• Extract:
▼
2.1. Data Acquisition

This section presents the procedure for collecting data obtained during actual driving, which is necessary for extracting the reference signals of the hydraulic pistons required for establishing the test system to be developed in a laboratory environment for industrial applications. The test system is aimed to be designed for motorcycle fatigue and endurance testing. During the data collection, the acceleration data over the motorcycle were collected at different road types, such as asphalt, paving stones, and cobblestones, and at different motorcycle velocities. For this data collection procedure, a Honda Monkey model motorcycle was used at the Yıldız Technical University in Turkey for the data acquisition. The test area can be seen in Figure 2

In the test area,

• Red marked road: Asphalt Road
• Blue marked road: Paving Stones
• Yellow marked road: Cobblestones

During the driving, the aim is to create frequency and amplitude variety in the data obtained by collecting measurement data from three different road types. During the measurements, the motorcycle speed was selected in accordance with the traffic rules for the road used. There are also numerous speed bumps on the selected route. Thus, road-induced impact effects on the motorcycle will also be included in the tests.

2.2. Curve Fitting

The accurate representation of road-induced excitations is essential for reproducing realistic dynamic responses, especially for the analysis of the fatigue effect on the vehicles in the laboratory environment. The acceleration signals collected from the motorcycle were used to reconstruct the equivalent displacement trajectories due as the direct measurement of the road displacement profile is often impractical in on-road experiments. This reconstruction serves as the base for developing the reference signal of the hydraulic pistons in the test rig. Thus, the experimentally acquired acceleration signals were transformed into displacement signals of the pistons that excite the motorcycle in the industrial application. For this transformation, a Fourier-based curve-fitting approach that was shown in Eq. (1) was employed, assuming that the acceleration response induced by road irregularities can be expressed as a superposition of harmonic components. This assumption is widely accepted in road surface modeling and enables an efficient frequency-domain characterization of the measured data.
▲
[Stored data]
▼
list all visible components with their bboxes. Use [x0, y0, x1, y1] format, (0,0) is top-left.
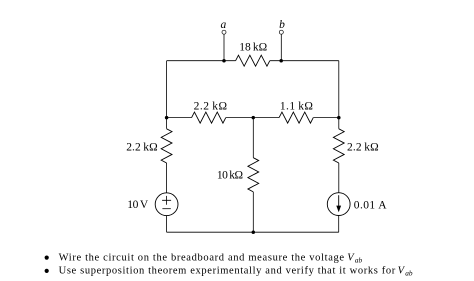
svg-text:b: b — [279, 19, 285, 31]
svg-text:ab: ab — [355, 255, 363, 264]
terminal a circle — [222, 30, 226, 34]
svg-text:2.2 kΩ: 2.2 kΩ — [347, 141, 379, 153]
wire right rail below mid — [338, 118, 340, 129]
wire top-left segment — [167, 60, 236, 62]
node bottom-center dot — [252, 230, 256, 234]
isource arrow — [338, 195, 340, 206]
wire mid-left lead — [167, 117, 192, 119]
svg-text:ab: ab — [405, 269, 413, 278]
wire top-right segment — [270, 60, 339, 62]
svg-text:10 V: 10 V — [127, 199, 149, 211]
wire mid-left to center — [226, 117, 254, 119]
isource arrowhead — [336, 206, 341, 213]
node center-mid dot — [252, 116, 256, 120]
svg-text:18 kΩ: 18 kΩ — [239, 42, 267, 54]
voltage source V1 circle — [155, 193, 178, 216]
terminal a stub — [223, 34, 225, 61]
resistor R2 2.2k horizontal zigzag — [192, 112, 226, 123]
terminal b stub — [280, 34, 282, 61]
node left-mid dot — [165, 116, 169, 120]
wire vsource to bottom — [166, 216, 168, 233]
bullet 1 — [45, 256, 49, 260]
node b dot — [279, 59, 283, 63]
wire isource to bottom — [338, 216, 340, 233]
node a dot — [222, 59, 226, 63]
svg-text:0.01 A: 0.01 A — [354, 199, 387, 211]
svg-text:2.2 kΩ: 2.2 kΩ — [194, 100, 227, 112]
wire left rail upper — [166, 61, 168, 118]
svg-text:Use superposition theorem expe: Use superposition theorem experimentally… — [59, 266, 396, 277]
wire right rail upper — [338, 61, 340, 118]
resistor R6 2.2k right vertical zigzag — [333, 129, 344, 163]
svg-text:a: a — [221, 19, 227, 31]
wire left rail to vsource — [166, 163, 168, 193]
resistor R5 10k vertical zigzag — [248, 158, 259, 192]
bullet 2 — [45, 269, 49, 273]
wire center column lower — [252, 192, 254, 232]
resistor R1 18k zigzag — [236, 55, 270, 66]
node right-mid dot — [337, 116, 341, 120]
svg-text:2.2 kΩ: 2.2 kΩ — [126, 141, 158, 153]
current source I1 circle — [327, 193, 350, 216]
wire right rail to isource — [338, 163, 340, 193]
vsource minus sign — [162, 208, 170, 210]
svg-text:10 kΩ: 10 kΩ — [217, 170, 243, 182]
vsource plus sign — [162, 196, 171, 205]
wire bottom — [167, 231, 339, 233]
wire left rail below mid — [166, 118, 168, 129]
resistor R3 1.1k zigzag — [279, 112, 313, 123]
terminal b circle — [279, 30, 283, 34]
svg-text:1.1 kΩ: 1.1 kΩ — [280, 100, 313, 112]
wire center column upper — [252, 118, 254, 158]
wire 1.1k to right rail — [313, 117, 339, 119]
wire center to 1.1k — [253, 117, 279, 119]
resistor R4 2.2k left vertical zigzag — [161, 129, 172, 163]
svg-text:Wire the circuit on the breadb: Wire the circuit on the breadboard and m… — [59, 252, 345, 263]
▲
• Stated task 1:
In the motorcycle testing passage, which motorcycle model was used to collect the data?
• Stated task 2:
Return the stretch of the motorcycle testing passage from "During the driving, the" through "in the tests.".
• Stated task 3:
Carry the motorcycle testing passage forward from the point where it stops.

• Answer 1:
A Honda Monkey model motorcycle.

• Answer 2:
During the driving, the aim is to create frequency and amplitude variety in the data obtained by collecting measurement data from three different road types. During the measurements, the motorcycle speed was selected in accordance with the traffic rules for the road used. There are also numerous speed bumps on the selected route. Thus, road-induced impact effects on the motorcycle will also be included in the tests.

• Answer 3:
In the curve fitting analysis, three different road acceleration signals(asphalt, paving, and cobblestones) were investigated. The acceleration signals were then reconstructed using 144 harmonic components distributed across 72 distinct frequency values. Each harmonic signal was characterized by its amplitude and frequency, providing a detailed frequency-domain representation of the road-induced excitation. Consequently, the fitted profiles closely replicated the experimentally measured acceleration data, as presented in Table 1. The coefficient of determination ($R^2$) approached unity, indicating an ideal fit, while both the root mean square error (RMSE) and mean absolute error (MAE) values were found to be low. The mathematical representation of the performance indices was shown between Eq. (2) and (4). An illustration between the measured and reconstructed signals, shown in Figure 3, confirms the strong correlation and demonstrates that the fitted curve accurately captures both the periodic and transient characteristics of the measured acceleration data. The amplitude spectrum of the harmonic components is illustrated in Figure 4. The high agreement between the experimental and fitted responses validates the effectiveness of the Fourier-based harmonic decomposition approach for generating representative road excitation profiles. This process forms the foundation for the dynamic analysis and control algorithm testing performed in the subsequent sections under realistic excitation conditions.

$$a\left(t\right)\approx \sum _{i=1}^n\left(A_{i}sin\left(2\pi f_{i}t\right)+B_{i}sin\left(2\pi f_{i}t\right)\right)$$

(1)

$$\mathrm{RMSE}=\sqrt{{\displaystyle \frac{1}{N}}{\sum }_{i=1}^N{(a_i-{\widehat{a}}_i)}^2}$$

(2)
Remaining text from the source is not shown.